----- DATA FOR THE TASK

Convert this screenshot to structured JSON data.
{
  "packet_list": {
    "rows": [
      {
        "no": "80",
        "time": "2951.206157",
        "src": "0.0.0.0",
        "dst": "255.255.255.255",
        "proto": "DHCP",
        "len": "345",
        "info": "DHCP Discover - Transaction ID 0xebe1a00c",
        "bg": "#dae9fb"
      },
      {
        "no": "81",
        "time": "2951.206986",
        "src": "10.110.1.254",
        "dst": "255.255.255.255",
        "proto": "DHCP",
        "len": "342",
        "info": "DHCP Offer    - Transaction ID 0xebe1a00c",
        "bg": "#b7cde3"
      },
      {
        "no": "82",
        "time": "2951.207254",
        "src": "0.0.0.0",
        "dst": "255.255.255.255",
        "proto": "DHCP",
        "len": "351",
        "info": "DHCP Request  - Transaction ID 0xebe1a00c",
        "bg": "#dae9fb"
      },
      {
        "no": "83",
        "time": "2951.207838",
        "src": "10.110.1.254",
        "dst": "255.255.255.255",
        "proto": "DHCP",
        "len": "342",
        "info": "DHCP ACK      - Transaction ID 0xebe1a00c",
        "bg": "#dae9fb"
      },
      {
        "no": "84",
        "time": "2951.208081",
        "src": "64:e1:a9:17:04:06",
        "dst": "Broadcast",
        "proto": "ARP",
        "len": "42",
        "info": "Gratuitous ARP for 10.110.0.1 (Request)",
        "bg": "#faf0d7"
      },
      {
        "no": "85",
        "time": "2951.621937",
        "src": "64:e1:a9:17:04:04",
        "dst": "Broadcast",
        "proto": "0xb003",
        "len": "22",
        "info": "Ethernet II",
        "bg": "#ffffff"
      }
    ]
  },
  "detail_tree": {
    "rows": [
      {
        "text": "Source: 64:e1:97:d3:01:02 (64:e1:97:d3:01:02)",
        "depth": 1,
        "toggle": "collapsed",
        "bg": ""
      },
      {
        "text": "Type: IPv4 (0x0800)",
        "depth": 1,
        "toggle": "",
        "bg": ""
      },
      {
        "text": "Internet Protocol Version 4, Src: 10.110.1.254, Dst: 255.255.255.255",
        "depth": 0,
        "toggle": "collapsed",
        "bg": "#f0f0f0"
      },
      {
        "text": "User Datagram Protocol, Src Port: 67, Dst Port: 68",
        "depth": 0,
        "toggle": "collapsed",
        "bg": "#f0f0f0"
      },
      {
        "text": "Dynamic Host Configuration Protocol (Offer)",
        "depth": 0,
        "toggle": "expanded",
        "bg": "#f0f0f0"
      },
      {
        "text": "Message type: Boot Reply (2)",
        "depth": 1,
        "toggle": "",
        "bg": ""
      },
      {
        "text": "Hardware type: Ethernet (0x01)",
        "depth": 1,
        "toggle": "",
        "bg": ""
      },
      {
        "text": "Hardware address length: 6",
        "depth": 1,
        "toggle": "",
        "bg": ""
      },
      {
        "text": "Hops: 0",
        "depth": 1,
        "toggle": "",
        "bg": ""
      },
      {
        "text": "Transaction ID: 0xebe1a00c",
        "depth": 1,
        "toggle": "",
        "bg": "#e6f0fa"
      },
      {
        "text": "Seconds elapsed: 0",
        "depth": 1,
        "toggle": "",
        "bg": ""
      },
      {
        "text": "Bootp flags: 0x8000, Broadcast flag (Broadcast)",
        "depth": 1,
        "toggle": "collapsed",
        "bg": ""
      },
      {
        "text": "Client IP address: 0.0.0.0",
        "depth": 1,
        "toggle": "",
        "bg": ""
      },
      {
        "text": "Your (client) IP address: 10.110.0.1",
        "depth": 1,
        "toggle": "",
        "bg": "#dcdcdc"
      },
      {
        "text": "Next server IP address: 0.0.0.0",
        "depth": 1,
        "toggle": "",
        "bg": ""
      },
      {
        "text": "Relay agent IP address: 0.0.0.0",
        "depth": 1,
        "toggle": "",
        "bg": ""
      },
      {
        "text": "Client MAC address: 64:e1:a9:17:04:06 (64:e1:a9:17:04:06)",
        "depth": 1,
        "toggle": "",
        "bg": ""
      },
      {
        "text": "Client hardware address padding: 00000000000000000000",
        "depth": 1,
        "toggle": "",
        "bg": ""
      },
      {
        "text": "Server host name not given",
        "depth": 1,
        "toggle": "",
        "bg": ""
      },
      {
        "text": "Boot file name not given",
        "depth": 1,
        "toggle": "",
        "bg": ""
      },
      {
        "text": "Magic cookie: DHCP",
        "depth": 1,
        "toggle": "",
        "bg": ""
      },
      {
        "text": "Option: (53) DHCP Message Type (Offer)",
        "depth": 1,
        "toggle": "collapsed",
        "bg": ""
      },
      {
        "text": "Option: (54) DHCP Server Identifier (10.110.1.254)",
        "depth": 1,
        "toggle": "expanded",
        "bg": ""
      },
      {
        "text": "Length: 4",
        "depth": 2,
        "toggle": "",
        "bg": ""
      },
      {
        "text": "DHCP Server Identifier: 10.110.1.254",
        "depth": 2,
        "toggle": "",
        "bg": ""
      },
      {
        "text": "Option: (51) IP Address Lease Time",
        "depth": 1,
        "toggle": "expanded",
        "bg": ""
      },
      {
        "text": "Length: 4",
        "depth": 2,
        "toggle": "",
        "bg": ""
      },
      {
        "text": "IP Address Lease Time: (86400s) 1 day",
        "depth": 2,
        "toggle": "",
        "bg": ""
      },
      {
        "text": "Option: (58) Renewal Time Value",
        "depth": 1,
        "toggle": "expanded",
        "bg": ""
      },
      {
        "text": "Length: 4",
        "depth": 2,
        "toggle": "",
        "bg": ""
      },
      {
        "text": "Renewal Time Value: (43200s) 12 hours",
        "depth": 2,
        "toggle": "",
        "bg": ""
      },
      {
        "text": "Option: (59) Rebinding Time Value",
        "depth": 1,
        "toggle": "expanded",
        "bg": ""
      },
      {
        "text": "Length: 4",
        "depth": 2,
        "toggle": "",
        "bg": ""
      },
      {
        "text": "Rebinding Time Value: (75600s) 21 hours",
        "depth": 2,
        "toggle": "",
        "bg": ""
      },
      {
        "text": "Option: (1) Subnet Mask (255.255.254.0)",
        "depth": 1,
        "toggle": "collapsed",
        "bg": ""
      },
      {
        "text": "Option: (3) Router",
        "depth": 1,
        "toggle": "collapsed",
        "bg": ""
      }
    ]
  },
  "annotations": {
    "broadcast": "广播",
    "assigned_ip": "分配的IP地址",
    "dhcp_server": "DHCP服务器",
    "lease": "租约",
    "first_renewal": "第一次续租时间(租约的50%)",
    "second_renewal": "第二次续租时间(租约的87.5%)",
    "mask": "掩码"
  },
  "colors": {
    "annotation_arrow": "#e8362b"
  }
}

----------

WHAT YOU ARE ASKED TO DO » Print the whole listing again, exactly.

EXERCISE RESPONSE »
Convert this screenshot to structured JSON data.
{
  "packet_list": {
    "rows": [
      {
        "no": "80",
        "time": "2951.206157",
        "src": "0.0.0.0",
        "dst": "255.255.255.255",
        "proto": "DHCP",
        "len": "345",
        "info": "DHCP Discover - Transaction ID 0xebe1a00c",
        "bg": "#dae9fb"
      },
      {
        "no": "81",
        "time": "2951.206986",
        "src": "10.110.1.254",
        "dst": "255.255.255.255",
        "proto": "DHCP",
        "len": "342",
        "info": "DHCP Offer    - Transaction ID 0xebe1a00c",
        "bg": "#b7cde3"
      },
      {
        "no": "82",
        "time": "2951.207254",
        "src": "0.0.0.0",
        "dst": "255.255.255.255",
        "proto": "DHCP",
        "len": "351",
        "info": "DHCP Request  - Transaction ID 0xebe1a00c",
        "bg": "#dae9fb"
      },
      {
        "no": "83",
        "time": "2951.207838",
        "src": "10.110.1.254",
        "dst": "255.255.255.255",
        "proto": "DHCP",
        "len": "342",
        "info": "DHCP ACK      - Transaction ID 0xebe1a00c",
        "bg": "#dae9fb"
      },
      {
        "no": "84",
        "time": "2951.208081",
        "src": "64:e1:a9:17:04:06",
        "dst": "Broadcast",
        "proto": "ARP",
        "len": "42",
        "info": "Gratuitous ARP for 10.110.0.1 (Request)",
        "bg": "#faf0d7"
      },
      {
        "no": "85",
        "time": "2951.621937",
        "src": "64:e1:a9:17:04:04",
        "dst": "Broadcast",
        "proto": "0xb003",
        "len": "22",
        "info": "Ethernet II",
        "bg": "#ffffff"
      }
    ]
  },
  "detail_tree": {
    "rows": [
      {
        "text": "Source: 64:e1:97:d3:01:02 (64:e1:97:d3:01:02)",
        "depth": 1,
        "toggle": "collapsed",
        "bg": ""
      },
      {
        "text": "Type: IPv4 (0x0800)",
        "depth": 1,
        "toggle": "",
        "bg": ""
      },
      {
        "text": "Internet Protocol Version 4, Src: 10.110.1.254, Dst: 255.255.255.255",
        "depth": 0,
        "toggle": "collapsed",
        "bg": "#f0f0f0"
      },
      {
        "text": "User Datagram Protocol, Src Port: 67, Dst Port: 68",
        "depth": 0,
        "toggle": "collapsed",
        "bg": "#f0f0f0"
      },
      {
        "text": "Dynamic Host Configuration Protocol (Offer)",
        "depth": 0,
        "toggle": "expanded",
        "bg": "#f0f0f0"
      },
      {
        "text": "Message type: Boot Reply (2)",
        "depth": 1,
        "toggle": "",
        "bg": ""
      },
      {
        "text": "Hardware type: Ethernet (0x01)",
        "depth": 1,
        "toggle": "",
        "bg": ""
      },
      {
        "text": "Hardware address length: 6",
        "depth": 1,
        "toggle": "",
        "bg": ""
      },
      {
        "text": "Hops: 0",
        "depth": 1,
        "toggle": "",
        "bg": ""
      },
      {
        "text": "Transaction ID: 0xebe1a00c",
        "depth": 1,
        "toggle": "",
        "bg": "#e6f0fa"
      },
      {
        "text": "Seconds elapsed: 0",
        "depth": 1,
        "toggle": "",
        "bg": ""
      },
      {
        "text": "Bootp flags: 0x8000, Broadcast flag (Broadcast)",
        "depth": 1,
        "toggle": "collapsed",
        "bg": ""
      },
      {
        "text": "Client IP address: 0.0.0.0",
        "depth": 1,
        "toggle": "",
        "bg": ""
      },
      {
        "text": "Your (client) IP address: 10.110.0.1",
        "depth": 1,
        "toggle": "",
        "bg": "#dcdcdc"
      },
      {
        "text": "Next server IP address: 0.0.0.0",
        "depth": 1,
        "toggle": "",
        "bg": ""
      },
      {
        "text": "Relay agent IP address: 0.0.0.0",
        "depth": 1,
        "toggle": "",
        "bg": ""
      },
      {
        "text": "Client MAC address: 64:e1:a9:17:04:06 (64:e1:a9:17:04:06)",
        "depth": 1,
        "toggle": "",
        "bg": ""
      },
      {
        "text": "Client hardware address padding: 00000000000000000000",
        "depth": 1,
        "toggle": "",
        "bg": ""
      },
      {
        "text": "Server host name not given",
        "depth": 1,
        "toggle": "",
        "bg": ""
      },
      {
        "text": "Boot file name not given",
        "depth": 1,
        "toggle": "",
        "bg": ""
      },
      {
        "text": "Magic cookie: DHCP",
        "depth": 1,
        "toggle": "",
        "bg": ""
      },
      {
        "text": "Option: (53) DHCP Message Type (Offer)",
        "depth": 1,
        "toggle": "collapsed",
        "bg": ""
      },
      {
        "text": "Option: (54) DHCP Server Identifier (10.110.1.254)",
        "depth": 1,
        "toggle": "expanded",
        "bg": ""
      },
      {
        "text": "Length: 4",
        "depth": 2,
        "toggle": "",
        "bg": ""
      },
      {
        "text": "DHCP Server Identifier: 10.110.1.254",
        "depth": 2,
        "toggle": "",
        "bg": ""
      },
      {
        "text": "Option: (51) IP Address Lease Time",
        "depth": 1,
        "toggle": "expanded",
        "bg": ""
      },
      {
        "text": "Length: 4",
        "depth": 2,
        "toggle": "",
        "bg": ""
      },
      {
        "text": "IP Address Lease Time: (86400s) 1 day",
        "depth": 2,
        "toggle": "",
        "bg": ""
      },
      {
        "text": "Option: (58) Renewal Time Value",
        "depth": 1,
        "toggle": "expanded",
        "bg": ""
      },
      {
        "text": "Length: 4",
        "depth": 2,
        "toggle": "",
        "bg": ""
      },
      {
        "text": "Renewal Time Value: (43200s) 12 hours",
        "depth": 2,
        "toggle": "",
        "bg": ""
      },
      {
        "text": "Option: (59) Rebinding Time Value",
        "depth": 1,
        "toggle": "expanded",
        "bg": ""
      },
      {
        "text": "Length: 4",
        "depth": 2,
        "toggle": "",
        "bg": ""
      },
      {
        "text": "Rebinding Time Value: (75600s) 21 hours",
        "depth": 2,
        "toggle": "",
        "bg": ""
      },
      {
        "text": "Option: (1) Subnet Mask (255.255.254.0)",
        "depth": 1,
        "toggle": "collapsed",
        "bg": ""
      },
      {
        "text": "Option: (3) Router",
        "depth": 1,
        "toggle": "collapsed",
        "bg": ""
      }
    ]
  },
  "annotations": {
    "broadcast": "广播",
    "assigned_ip": "分配的IP地址",
    "dhcp_server": "DHCP服务器",
    "lease": "租约",
    "first_renewal": "第一次续租时间(租约的50%)",
    "second_renewal": "第二次续租时间(租约的87.5%)",
    "mask": "掩码"
  },
  "colors": {
    "annotation_arrow": "#e8362b"
  }
}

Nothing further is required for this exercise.